**GIVEN INSTRUCTION**
Across the listing below, count the lines that mention the string "земельных". Reply with the figure only.

**RECORDS FOR THE EXERCISE**
........

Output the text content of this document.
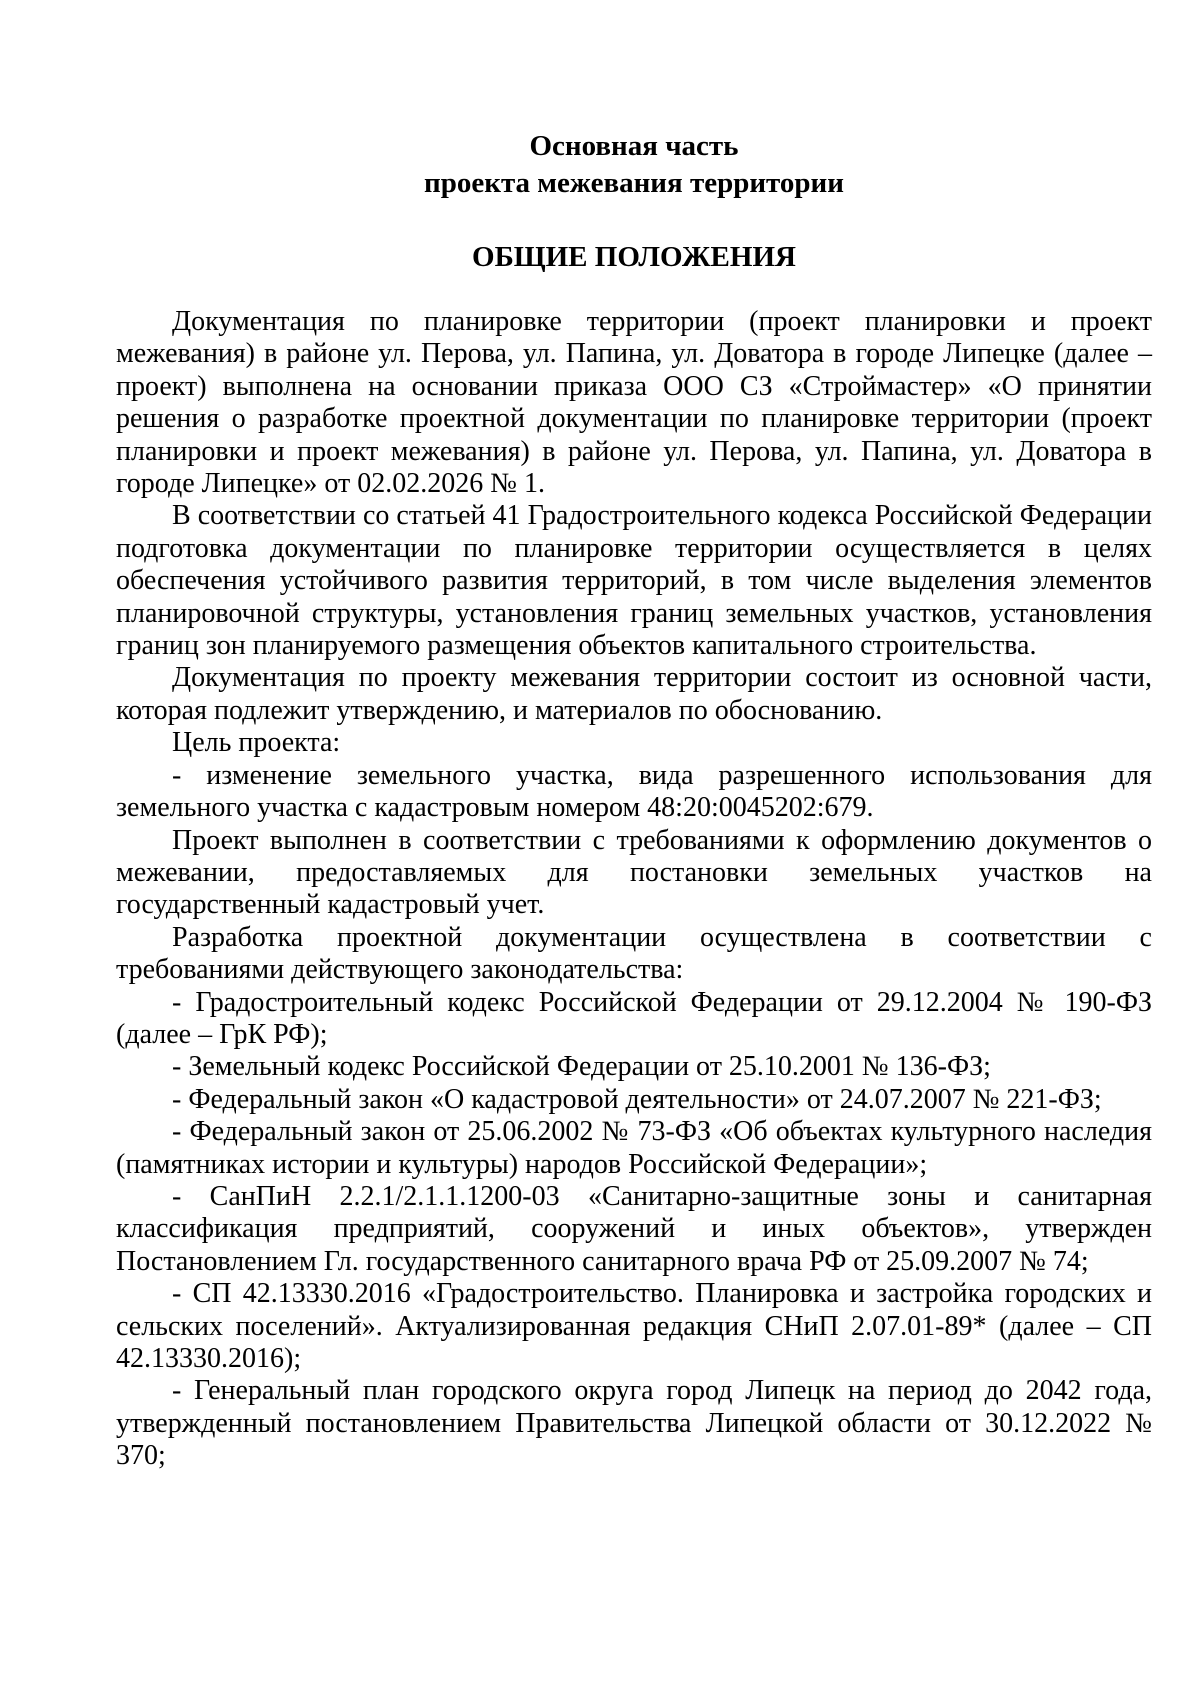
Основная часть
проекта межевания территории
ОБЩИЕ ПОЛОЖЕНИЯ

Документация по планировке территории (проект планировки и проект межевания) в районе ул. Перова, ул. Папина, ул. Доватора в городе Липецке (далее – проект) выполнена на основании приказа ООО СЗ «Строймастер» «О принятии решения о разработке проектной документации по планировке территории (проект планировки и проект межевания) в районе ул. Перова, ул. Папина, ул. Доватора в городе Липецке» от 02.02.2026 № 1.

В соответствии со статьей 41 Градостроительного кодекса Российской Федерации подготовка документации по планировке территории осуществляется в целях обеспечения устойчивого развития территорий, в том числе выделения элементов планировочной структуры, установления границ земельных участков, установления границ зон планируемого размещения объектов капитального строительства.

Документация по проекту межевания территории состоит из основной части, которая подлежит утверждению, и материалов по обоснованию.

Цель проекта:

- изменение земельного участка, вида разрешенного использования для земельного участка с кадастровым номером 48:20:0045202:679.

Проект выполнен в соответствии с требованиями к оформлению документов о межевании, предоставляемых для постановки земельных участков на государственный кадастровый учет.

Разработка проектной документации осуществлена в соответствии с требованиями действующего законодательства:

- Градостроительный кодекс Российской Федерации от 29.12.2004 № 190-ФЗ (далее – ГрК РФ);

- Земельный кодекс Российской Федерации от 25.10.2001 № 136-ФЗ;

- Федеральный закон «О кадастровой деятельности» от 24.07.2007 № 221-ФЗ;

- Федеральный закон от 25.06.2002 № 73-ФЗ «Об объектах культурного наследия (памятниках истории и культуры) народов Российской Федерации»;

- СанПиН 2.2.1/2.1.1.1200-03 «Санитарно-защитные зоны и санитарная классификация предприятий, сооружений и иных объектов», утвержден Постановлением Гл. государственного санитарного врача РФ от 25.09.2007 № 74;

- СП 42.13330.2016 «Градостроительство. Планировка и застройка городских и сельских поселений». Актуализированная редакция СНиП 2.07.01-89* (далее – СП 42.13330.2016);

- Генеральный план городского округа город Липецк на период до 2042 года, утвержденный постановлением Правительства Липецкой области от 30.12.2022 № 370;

........

**EXERCISE RESPONSE**
2